### REQUIRED TASK
Transcribe the material word for word, but without the images.

### ENTRIES SHOWN
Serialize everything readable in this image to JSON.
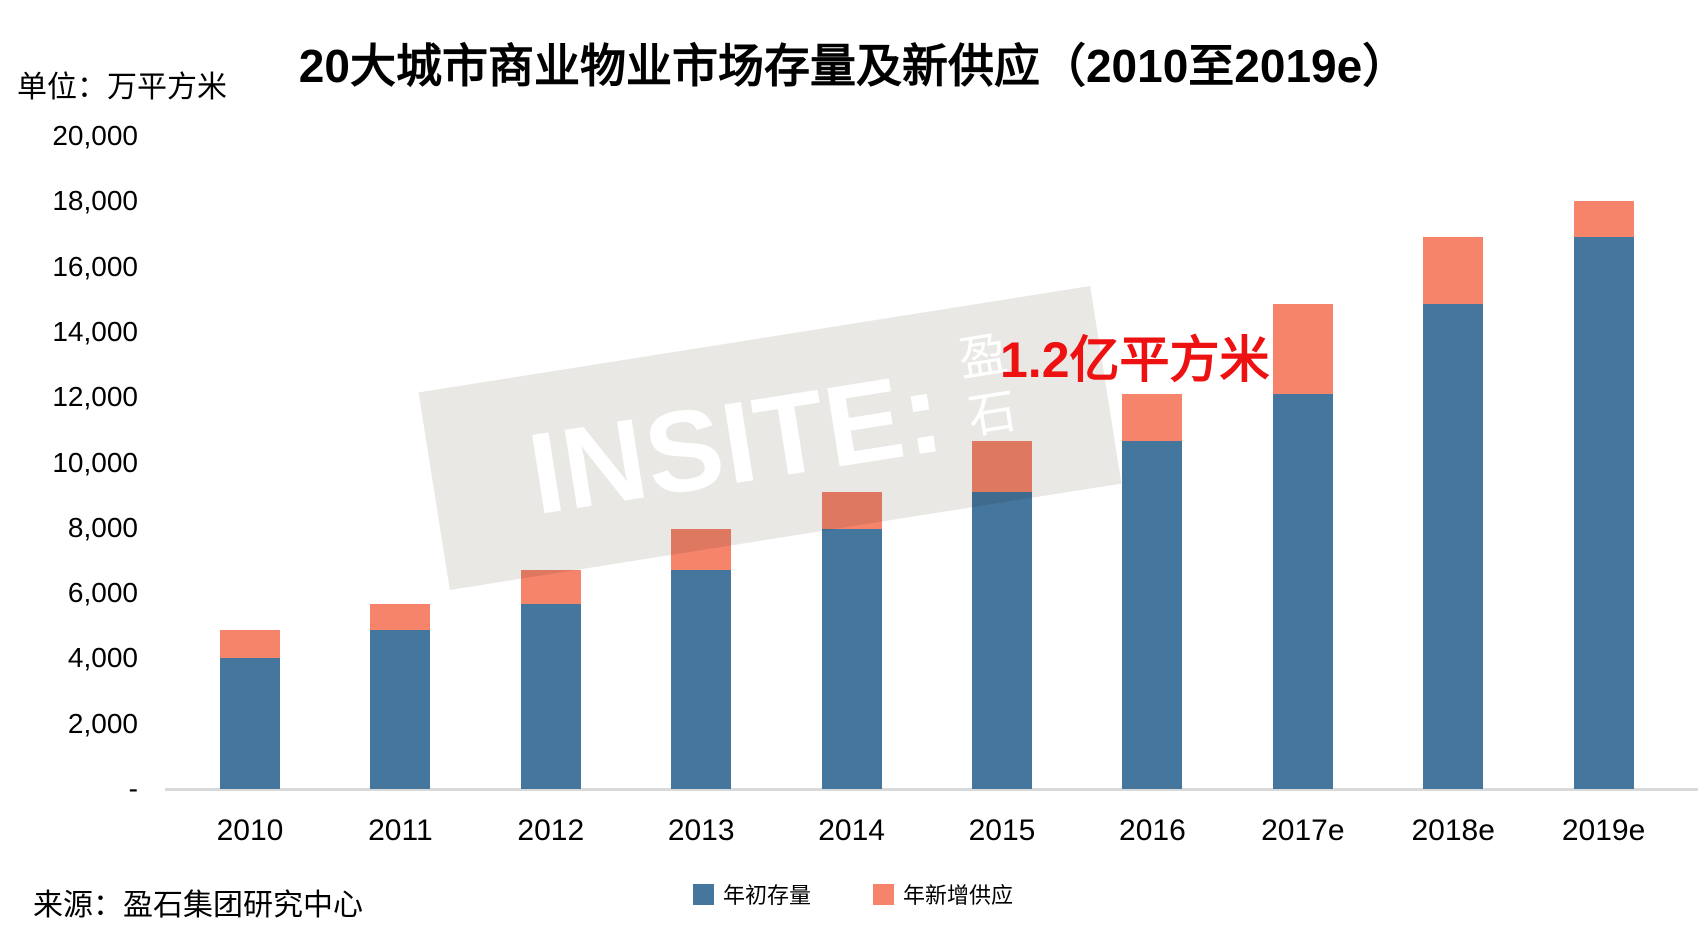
{
  "title": "20大城市商业物业市场存量及新供应（2010至2019e）",
  "unit_label": "单位：万平方米",
  "source": "来源：盈石集团研究中心",
  "annotation": {
    "text": "1.2亿平方米",
    "color": "#ED1111"
  },
  "watermark": {
    "brand": "INSITE:",
    "cjk": "盈石",
    "band_color": "#E9E8E5"
  },
  "colors": {
    "stock_blue": "#45769E",
    "supply_orange": "#F5846B",
    "annotation_red": "#ED1111",
    "watermark_grey": "#E9E8E5",
    "axis_line_grey": "#D9D9D9"
  },
  "chart_data": {
    "type": "bar",
    "stacked": true,
    "title": "20大城市商业物业市场存量及新供应（2010至2019e）",
    "ylabel": "单位：万平方米",
    "xlabel": "",
    "categories": [
      "2010",
      "2011",
      "2012",
      "2013",
      "2014",
      "2015",
      "2016",
      "2017e",
      "2018e",
      "2019e"
    ],
    "series": [
      {
        "name": "年初存量",
        "color": "#45769E",
        "values": [
          4000,
          4860,
          5660,
          6700,
          7970,
          9100,
          10660,
          12090,
          14850,
          16900
        ]
      },
      {
        "name": "年新增供应",
        "color": "#F5846B",
        "values": [
          860,
          800,
          1040,
          1270,
          1130,
          1560,
          1430,
          2760,
          2050,
          1100
        ]
      }
    ],
    "stack_totals": [
      4860,
      5660,
      6700,
      7970,
      9100,
      10660,
      12090,
      14850,
      16900,
      18000
    ],
    "ylim": [
      0,
      20000
    ],
    "ytick_step": 2000,
    "yticks": [
      {
        "value": 20000,
        "label": "20,000"
      },
      {
        "value": 18000,
        "label": "18,000"
      },
      {
        "value": 16000,
        "label": "16,000"
      },
      {
        "value": 14000,
        "label": "14,000"
      },
      {
        "value": 12000,
        "label": "12,000"
      },
      {
        "value": 10000,
        "label": "10,000"
      },
      {
        "value": 8000,
        "label": "8,000"
      },
      {
        "value": 6000,
        "label": "6,000"
      },
      {
        "value": 4000,
        "label": "4,000"
      },
      {
        "value": 2000,
        "label": "2,000"
      },
      {
        "value": 0,
        "label": "-"
      }
    ],
    "grid": false,
    "legend_position": "bottom-center",
    "annotations": [
      "1.2亿平方米"
    ]
  }
}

### OUTPUT BELOW
Serialize everything readable in this image to JSON.
{
  "title": "20大城市商业物业市场存量及新供应（2010至2019e）",
  "unit_label": "单位：万平方米",
  "source": "来源：盈石集团研究中心",
  "annotation": {
    "text": "1.2亿平方米",
    "color": "#ED1111"
  },
  "watermark": {
    "brand": "INSITE:",
    "cjk": "盈石",
    "band_color": "#E9E8E5"
  },
  "colors": {
    "stock_blue": "#45769E",
    "supply_orange": "#F5846B",
    "annotation_red": "#ED1111",
    "watermark_grey": "#E9E8E5",
    "axis_line_grey": "#D9D9D9"
  },
  "chart_data": {
    "type": "bar",
    "stacked": true,
    "title": "20大城市商业物业市场存量及新供应（2010至2019e）",
    "ylabel": "单位：万平方米",
    "xlabel": "",
    "categories": [
      "2010",
      "2011",
      "2012",
      "2013",
      "2014",
      "2015",
      "2016",
      "2017e",
      "2018e",
      "2019e"
    ],
    "series": [
      {
        "name": "年初存量",
        "color": "#45769E",
        "values": [
          4000,
          4860,
          5660,
          6700,
          7970,
          9100,
          10660,
          12090,
          14850,
          16900
        ]
      },
      {
        "name": "年新增供应",
        "color": "#F5846B",
        "values": [
          860,
          800,
          1040,
          1270,
          1130,
          1560,
          1430,
          2760,
          2050,
          1100
        ]
      }
    ],
    "stack_totals": [
      4860,
      5660,
      6700,
      7970,
      9100,
      10660,
      12090,
      14850,
      16900,
      18000
    ],
    "ylim": [
      0,
      20000
    ],
    "ytick_step": 2000,
    "yticks": [
      {
        "value": 20000,
        "label": "20,000"
      },
      {
        "value": 18000,
        "label": "18,000"
      },
      {
        "value": 16000,
        "label": "16,000"
      },
      {
        "value": 14000,
        "label": "14,000"
      },
      {
        "value": 12000,
        "label": "12,000"
      },
      {
        "value": 10000,
        "label": "10,000"
      },
      {
        "value": 8000,
        "label": "8,000"
      },
      {
        "value": 6000,
        "label": "6,000"
      },
      {
        "value": 4000,
        "label": "4,000"
      },
      {
        "value": 2000,
        "label": "2,000"
      },
      {
        "value": 0,
        "label": "-"
      }
    ],
    "grid": false,
    "legend_position": "bottom-center",
    "annotations": [
      "1.2亿平方米"
    ]
  }
}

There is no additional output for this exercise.